[TASK] Search the listing below for the string "оружия" and show each line that contains it.

Records from a collection
────────────────
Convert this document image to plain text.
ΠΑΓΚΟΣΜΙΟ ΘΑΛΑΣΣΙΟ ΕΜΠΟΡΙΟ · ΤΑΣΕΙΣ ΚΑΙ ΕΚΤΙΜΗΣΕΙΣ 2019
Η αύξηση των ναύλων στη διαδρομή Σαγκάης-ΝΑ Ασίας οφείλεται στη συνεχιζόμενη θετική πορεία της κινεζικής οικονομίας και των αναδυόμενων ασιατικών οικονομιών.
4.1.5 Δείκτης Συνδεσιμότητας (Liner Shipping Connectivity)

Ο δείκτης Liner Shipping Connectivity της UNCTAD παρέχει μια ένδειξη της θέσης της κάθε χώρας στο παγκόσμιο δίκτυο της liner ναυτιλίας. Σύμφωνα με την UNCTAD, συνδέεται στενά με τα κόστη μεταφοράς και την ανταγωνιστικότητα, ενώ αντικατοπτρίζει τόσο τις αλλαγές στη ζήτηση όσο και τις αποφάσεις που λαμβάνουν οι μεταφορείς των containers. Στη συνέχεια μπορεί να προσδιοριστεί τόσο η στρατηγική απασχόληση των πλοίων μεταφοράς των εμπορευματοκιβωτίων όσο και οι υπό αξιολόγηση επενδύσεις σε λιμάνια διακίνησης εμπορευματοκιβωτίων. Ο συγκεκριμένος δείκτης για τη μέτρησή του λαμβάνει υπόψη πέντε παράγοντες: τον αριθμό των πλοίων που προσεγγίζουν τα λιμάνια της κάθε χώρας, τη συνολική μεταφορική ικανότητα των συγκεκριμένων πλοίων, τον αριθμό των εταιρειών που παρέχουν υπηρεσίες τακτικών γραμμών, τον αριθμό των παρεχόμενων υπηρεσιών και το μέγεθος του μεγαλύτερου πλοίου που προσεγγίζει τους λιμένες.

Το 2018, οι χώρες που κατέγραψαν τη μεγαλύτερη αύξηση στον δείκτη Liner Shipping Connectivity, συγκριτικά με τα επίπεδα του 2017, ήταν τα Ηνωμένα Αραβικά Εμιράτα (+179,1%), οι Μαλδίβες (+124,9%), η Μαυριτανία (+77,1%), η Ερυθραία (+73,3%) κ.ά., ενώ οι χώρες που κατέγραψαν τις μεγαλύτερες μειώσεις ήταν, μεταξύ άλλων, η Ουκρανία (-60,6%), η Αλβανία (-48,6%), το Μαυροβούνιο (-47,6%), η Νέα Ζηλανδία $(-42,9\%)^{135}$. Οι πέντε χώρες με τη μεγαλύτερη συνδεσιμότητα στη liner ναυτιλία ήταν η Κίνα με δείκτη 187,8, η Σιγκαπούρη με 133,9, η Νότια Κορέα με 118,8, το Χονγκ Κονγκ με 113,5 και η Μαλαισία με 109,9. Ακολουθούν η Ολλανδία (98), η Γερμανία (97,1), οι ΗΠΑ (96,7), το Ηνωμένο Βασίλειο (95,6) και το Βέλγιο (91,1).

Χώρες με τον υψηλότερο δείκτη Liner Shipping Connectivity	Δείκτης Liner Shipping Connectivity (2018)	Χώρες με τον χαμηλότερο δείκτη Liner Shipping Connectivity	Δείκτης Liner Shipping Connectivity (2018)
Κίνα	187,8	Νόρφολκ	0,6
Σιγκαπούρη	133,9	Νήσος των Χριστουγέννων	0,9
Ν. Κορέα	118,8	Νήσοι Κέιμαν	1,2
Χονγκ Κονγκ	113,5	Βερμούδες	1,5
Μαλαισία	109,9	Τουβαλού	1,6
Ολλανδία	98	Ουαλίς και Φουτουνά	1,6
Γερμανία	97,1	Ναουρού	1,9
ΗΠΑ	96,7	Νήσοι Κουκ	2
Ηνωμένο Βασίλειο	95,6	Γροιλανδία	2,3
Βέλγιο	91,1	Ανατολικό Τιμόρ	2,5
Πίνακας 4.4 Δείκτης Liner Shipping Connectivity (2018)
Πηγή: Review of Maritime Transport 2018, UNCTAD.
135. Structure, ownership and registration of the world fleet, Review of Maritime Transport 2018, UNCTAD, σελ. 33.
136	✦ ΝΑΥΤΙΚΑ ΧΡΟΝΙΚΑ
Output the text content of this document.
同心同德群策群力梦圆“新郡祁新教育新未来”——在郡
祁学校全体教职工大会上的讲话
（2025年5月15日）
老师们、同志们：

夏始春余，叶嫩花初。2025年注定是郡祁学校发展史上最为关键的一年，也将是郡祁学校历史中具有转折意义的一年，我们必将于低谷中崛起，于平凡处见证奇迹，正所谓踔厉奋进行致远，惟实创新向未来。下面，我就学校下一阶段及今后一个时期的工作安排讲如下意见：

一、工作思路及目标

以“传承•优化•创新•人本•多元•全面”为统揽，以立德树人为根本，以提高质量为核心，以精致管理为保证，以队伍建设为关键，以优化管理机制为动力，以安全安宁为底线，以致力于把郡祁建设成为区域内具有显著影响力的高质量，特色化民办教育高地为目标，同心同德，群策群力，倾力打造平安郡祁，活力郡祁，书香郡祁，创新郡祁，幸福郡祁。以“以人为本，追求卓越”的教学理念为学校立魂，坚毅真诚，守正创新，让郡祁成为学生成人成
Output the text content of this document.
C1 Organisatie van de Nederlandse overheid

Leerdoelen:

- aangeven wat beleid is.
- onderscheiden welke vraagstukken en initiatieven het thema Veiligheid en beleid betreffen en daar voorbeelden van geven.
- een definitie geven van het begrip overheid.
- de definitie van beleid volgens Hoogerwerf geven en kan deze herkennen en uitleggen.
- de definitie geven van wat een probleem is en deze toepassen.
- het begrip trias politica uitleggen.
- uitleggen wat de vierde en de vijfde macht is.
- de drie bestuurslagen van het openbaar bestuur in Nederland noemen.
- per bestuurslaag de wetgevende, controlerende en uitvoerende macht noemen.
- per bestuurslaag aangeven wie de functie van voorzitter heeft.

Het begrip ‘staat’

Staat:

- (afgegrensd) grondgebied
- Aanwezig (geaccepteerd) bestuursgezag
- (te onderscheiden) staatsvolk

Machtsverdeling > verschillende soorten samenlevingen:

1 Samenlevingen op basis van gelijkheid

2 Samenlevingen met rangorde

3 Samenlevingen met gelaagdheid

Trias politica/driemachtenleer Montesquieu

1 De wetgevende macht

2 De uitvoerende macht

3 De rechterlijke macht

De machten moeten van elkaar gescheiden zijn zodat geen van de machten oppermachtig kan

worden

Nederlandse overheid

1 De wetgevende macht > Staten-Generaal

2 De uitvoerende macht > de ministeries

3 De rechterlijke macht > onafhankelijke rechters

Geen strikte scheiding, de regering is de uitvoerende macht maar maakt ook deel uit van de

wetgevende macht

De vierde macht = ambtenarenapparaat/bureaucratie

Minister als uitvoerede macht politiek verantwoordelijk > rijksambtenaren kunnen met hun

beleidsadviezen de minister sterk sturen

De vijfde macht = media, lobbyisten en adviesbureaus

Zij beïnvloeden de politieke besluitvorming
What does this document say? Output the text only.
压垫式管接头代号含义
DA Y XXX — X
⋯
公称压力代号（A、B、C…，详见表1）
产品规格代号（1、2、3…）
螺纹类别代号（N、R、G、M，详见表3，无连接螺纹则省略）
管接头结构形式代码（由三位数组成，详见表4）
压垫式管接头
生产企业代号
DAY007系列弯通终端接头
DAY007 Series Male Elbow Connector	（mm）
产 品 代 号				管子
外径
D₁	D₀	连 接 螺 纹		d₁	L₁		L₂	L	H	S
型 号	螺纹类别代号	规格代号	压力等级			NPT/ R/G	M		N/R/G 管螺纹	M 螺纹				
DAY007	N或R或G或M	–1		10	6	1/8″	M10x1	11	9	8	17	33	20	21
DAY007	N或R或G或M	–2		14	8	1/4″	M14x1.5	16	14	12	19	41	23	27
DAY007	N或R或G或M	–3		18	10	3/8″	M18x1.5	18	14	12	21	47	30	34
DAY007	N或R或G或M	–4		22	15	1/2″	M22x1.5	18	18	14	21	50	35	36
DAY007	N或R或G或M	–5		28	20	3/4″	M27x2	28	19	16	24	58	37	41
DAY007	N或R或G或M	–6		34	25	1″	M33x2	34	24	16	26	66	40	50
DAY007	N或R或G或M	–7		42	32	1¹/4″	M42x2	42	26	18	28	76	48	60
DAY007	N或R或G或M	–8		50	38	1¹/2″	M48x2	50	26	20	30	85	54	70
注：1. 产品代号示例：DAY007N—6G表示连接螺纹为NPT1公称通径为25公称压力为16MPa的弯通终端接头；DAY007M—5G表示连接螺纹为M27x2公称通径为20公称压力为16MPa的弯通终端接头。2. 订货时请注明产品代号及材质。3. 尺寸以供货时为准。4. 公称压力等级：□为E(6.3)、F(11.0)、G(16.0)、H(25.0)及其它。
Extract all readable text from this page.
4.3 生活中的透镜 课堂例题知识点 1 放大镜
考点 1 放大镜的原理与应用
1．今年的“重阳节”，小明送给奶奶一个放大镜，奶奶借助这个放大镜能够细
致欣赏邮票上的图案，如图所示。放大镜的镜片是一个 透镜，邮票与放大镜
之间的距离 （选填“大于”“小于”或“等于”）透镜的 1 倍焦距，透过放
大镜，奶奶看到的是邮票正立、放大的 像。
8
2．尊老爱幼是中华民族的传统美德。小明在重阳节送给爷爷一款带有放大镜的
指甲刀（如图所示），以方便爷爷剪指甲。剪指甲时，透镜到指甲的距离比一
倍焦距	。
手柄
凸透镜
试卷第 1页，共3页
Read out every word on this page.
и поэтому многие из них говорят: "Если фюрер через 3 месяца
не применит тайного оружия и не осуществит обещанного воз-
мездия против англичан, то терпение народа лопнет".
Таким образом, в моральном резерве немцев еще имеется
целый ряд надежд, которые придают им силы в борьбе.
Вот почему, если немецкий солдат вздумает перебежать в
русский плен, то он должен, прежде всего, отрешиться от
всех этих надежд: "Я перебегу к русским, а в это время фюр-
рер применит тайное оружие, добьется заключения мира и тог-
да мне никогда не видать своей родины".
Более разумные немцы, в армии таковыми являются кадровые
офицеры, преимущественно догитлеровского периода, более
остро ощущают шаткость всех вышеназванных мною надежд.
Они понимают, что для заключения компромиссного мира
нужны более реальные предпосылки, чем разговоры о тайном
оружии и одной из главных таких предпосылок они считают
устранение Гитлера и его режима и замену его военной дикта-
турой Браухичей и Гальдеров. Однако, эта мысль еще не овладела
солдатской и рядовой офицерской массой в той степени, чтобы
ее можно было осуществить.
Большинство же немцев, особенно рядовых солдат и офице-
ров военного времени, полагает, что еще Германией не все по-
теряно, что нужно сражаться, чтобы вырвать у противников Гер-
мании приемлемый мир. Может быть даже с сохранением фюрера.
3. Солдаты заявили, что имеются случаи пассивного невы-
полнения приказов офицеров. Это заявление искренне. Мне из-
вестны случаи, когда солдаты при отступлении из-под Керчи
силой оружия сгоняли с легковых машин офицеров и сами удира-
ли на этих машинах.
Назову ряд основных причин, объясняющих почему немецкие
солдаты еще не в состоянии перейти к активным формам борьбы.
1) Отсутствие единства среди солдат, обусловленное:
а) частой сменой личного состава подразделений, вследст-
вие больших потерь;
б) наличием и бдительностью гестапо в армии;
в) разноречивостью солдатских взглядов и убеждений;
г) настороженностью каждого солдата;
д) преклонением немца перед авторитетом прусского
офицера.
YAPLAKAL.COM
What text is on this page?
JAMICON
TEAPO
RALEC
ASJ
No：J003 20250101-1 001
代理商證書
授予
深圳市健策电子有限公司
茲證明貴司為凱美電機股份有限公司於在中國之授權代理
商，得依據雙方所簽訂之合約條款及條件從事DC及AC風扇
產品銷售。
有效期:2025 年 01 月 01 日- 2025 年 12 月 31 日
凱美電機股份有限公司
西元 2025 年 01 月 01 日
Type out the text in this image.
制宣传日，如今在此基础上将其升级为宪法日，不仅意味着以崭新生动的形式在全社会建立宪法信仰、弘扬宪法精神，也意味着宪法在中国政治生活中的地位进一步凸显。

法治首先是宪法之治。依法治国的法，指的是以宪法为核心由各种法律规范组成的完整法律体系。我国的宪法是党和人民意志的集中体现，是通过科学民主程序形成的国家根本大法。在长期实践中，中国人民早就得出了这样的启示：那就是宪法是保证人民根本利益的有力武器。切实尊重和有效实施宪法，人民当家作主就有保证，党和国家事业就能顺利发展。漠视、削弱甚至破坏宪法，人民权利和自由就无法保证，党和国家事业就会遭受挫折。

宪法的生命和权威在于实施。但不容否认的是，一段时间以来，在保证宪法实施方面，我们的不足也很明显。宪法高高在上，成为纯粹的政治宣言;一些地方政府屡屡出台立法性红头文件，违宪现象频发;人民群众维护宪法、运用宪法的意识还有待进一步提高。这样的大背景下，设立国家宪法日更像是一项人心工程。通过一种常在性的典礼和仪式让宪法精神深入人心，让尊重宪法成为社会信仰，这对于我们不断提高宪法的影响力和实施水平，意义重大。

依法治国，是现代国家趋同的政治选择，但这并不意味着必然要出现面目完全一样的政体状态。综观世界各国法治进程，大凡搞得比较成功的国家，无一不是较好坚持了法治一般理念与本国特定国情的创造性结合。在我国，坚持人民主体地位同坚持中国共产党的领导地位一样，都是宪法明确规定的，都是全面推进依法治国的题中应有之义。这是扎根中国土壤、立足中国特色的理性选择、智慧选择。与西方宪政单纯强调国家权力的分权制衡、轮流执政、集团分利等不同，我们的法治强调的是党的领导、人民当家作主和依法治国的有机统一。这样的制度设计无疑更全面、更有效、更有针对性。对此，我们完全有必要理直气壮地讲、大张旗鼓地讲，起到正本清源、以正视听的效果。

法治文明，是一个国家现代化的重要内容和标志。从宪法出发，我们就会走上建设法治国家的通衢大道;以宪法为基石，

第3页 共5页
────────────────
[RESULT OF THE EXERCISE]
не применит тайного оружия и не осуществит обещанного воз-
силой оружия сгоняли с легковых машин офицеров и сами удира-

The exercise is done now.